Transcribe all of the records word for word, but omit the pictures.

[start of ENTRIES SHOWN]

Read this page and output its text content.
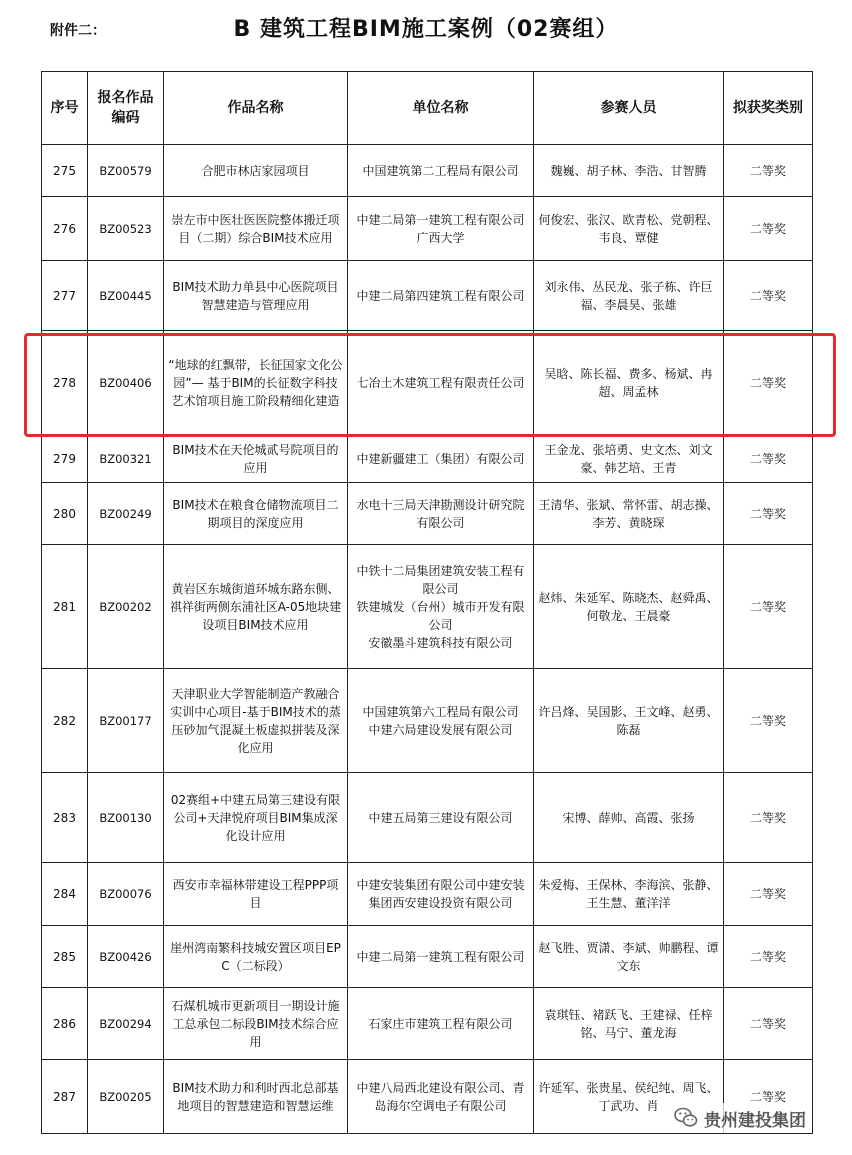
附件二：	B 建筑工程BIM施工案例（02赛组）
序号	报名作品编码	作品名称	单位名称	参赛人员	拟获奖类别
275	BZ00579	合肥市林店家园项目	中国建筑第二工程局有限公司	魏巍、胡子林、李浩、甘智腾	二等奖
276	BZ00523	崇左市中医壮医医院整体搬迁项目（二期）综合BIM技术应用	中建二局第一建筑工程有限公司
广西大学	何俊宏、张汉、欧青松、党朝程、韦良、覃健	二等奖
277	BZ00445	BIM技术助力单县中心医院项目智慧建造与管理应用	中建二局第四建筑工程有限公司	刘永伟、丛民龙、张子栋、许巨福、李晨昊、张雄	二等奖
278	BZ00406	“地球的红飘带，长征国家文化公园”— 基于BIM的长征数字科技艺术馆项目施工阶段精细化建造	七冶土木建筑工程有限责任公司	吴晗、陈长福、费多、杨斌、冉超、周孟林	二等奖
279	BZ00321	BIM技术在天伦城贰号院项目的应用	中建新疆建工（集团）有限公司	王金龙、张培勇、史文杰、刘文豪、韩艺培、王青	二等奖
280	BZ00249	BIM技术在粮食仓储物流项目二期项目的深度应用	水电十三局天津勘测设计研究院有限公司	王清华、张斌、常怀雷、胡志操、李芳、黄晓琛	二等奖
281	BZ00202	黄岩区东城街道环城东路东侧、祺祥街两侧东浦社区A-05地块建设项目BIM技术应用	中铁十二局集团建筑安装工程有限公司
铁建城发（台州）城市开发有限公司
安徽墨斗建筑科技有限公司	赵炜、朱延军、陈晓杰、赵舜禹、何敬龙、王晨豪	二等奖
282	BZ00177	天津职业大学智能制造产教融合实训中心项目-基于BIM技术的蒸压砂加气混凝土板虚拟拼装及深化应用	中国建筑第六工程局有限公司
中建六局建设发展有限公司	许吕烽、吴国影、王文峰、赵勇、陈磊	二等奖
283	BZ00130	02赛组+中建五局第三建设有限公司+天津悦府项目BIM集成深化设计应用	中建五局第三建设有限公司	宋博、薛帅、高霞、张扬	二等奖
284	BZ00076	西安市幸福林带建设工程PPP项目	中建安装集团有限公司中建安装集团西安建设投资有限公司	朱爱梅、王保林、李海滨、张静、王生慧、董洋洋	二等奖
285	BZ00426	崖州湾南繁科技城安置区项目EPC（二标段）	中建二局第一建筑工程有限公司	赵飞胜、贾潇、李斌、帅鹏程、谭文东	二等奖
286	BZ00294	石煤机城市更新项目一期设计施工总承包二标段BIM技术综合应用	石家庄市建筑工程有限公司	袁琪钰、褚跃飞、王建禄、任梓铭、马宁、董龙海	二等奖
287	BZ00205	BIM技术助力和利时西北总部基地项目的智慧建造和智慧运维	中建八局西北建设有限公司、青岛海尔空调电子有限公司	许延军、张贵星、侯纪纯、周飞、丁武功、肖	二等奖
贵州建投集团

[end of ENTRIES SHOWN]

■ EXERCISE SOLUTION:
Read this page and output its text content.
附件二：	B 建筑工程BIM施工案例（02赛组）
序号	报名作品编码	作品名称	单位名称	参赛人员	拟获奖类别
275	BZ00579	合肥市林店家园项目	中国建筑第二工程局有限公司	魏巍、胡子林、李浩、甘智腾	二等奖
276	BZ00523	崇左市中医壮医医院整体搬迁项目（二期）综合BIM技术应用	中建二局第一建筑工程有限公司
广西大学	何俊宏、张汉、欧青松、党朝程、韦良、覃健	二等奖
277	BZ00445	BIM技术助力单县中心医院项目智慧建造与管理应用	中建二局第四建筑工程有限公司	刘永伟、丛民龙、张子栋、许巨福、李晨昊、张雄	二等奖
278	BZ00406	“地球的红飘带，长征国家文化公园”— 基于BIM的长征数字科技艺术馆项目施工阶段精细化建造	七冶土木建筑工程有限责任公司	吴晗、陈长福、费多、杨斌、冉超、周孟林	二等奖
279	BZ00321	BIM技术在天伦城贰号院项目的应用	中建新疆建工（集团）有限公司	王金龙、张培勇、史文杰、刘文豪、韩艺培、王青	二等奖
280	BZ00249	BIM技术在粮食仓储物流项目二期项目的深度应用	水电十三局天津勘测设计研究院有限公司	王清华、张斌、常怀雷、胡志操、李芳、黄晓琛	二等奖
281	BZ00202	黄岩区东城街道环城东路东侧、祺祥街两侧东浦社区A-05地块建设项目BIM技术应用	中铁十二局集团建筑安装工程有限公司
铁建城发（台州）城市开发有限公司
安徽墨斗建筑科技有限公司	赵炜、朱延军、陈晓杰、赵舜禹、何敬龙、王晨豪	二等奖
282	BZ00177	天津职业大学智能制造产教融合实训中心项目-基于BIM技术的蒸压砂加气混凝土板虚拟拼装及深化应用	中国建筑第六工程局有限公司
中建六局建设发展有限公司	许吕烽、吴国影、王文峰、赵勇、陈磊	二等奖
283	BZ00130	02赛组+中建五局第三建设有限公司+天津悦府项目BIM集成深化设计应用	中建五局第三建设有限公司	宋博、薛帅、高霞、张扬	二等奖
284	BZ00076	西安市幸福林带建设工程PPP项目	中建安装集团有限公司中建安装集团西安建设投资有限公司	朱爱梅、王保林、李海滨、张静、王生慧、董洋洋	二等奖
285	BZ00426	崖州湾南繁科技城安置区项目EPC（二标段）	中建二局第一建筑工程有限公司	赵飞胜、贾潇、李斌、帅鹏程、谭文东	二等奖
286	BZ00294	石煤机城市更新项目一期设计施工总承包二标段BIM技术综合应用	石家庄市建筑工程有限公司	袁琪钰、褚跃飞、王建禄、任梓铭、马宁、董龙海	二等奖
287	BZ00205	BIM技术助力和利时西北总部基地项目的智慧建造和智慧运维	中建八局西北建设有限公司、青岛海尔空调电子有限公司	许延军、张贵星、侯纪纯、周飞、丁武功、肖	二等奖
贵州建投集团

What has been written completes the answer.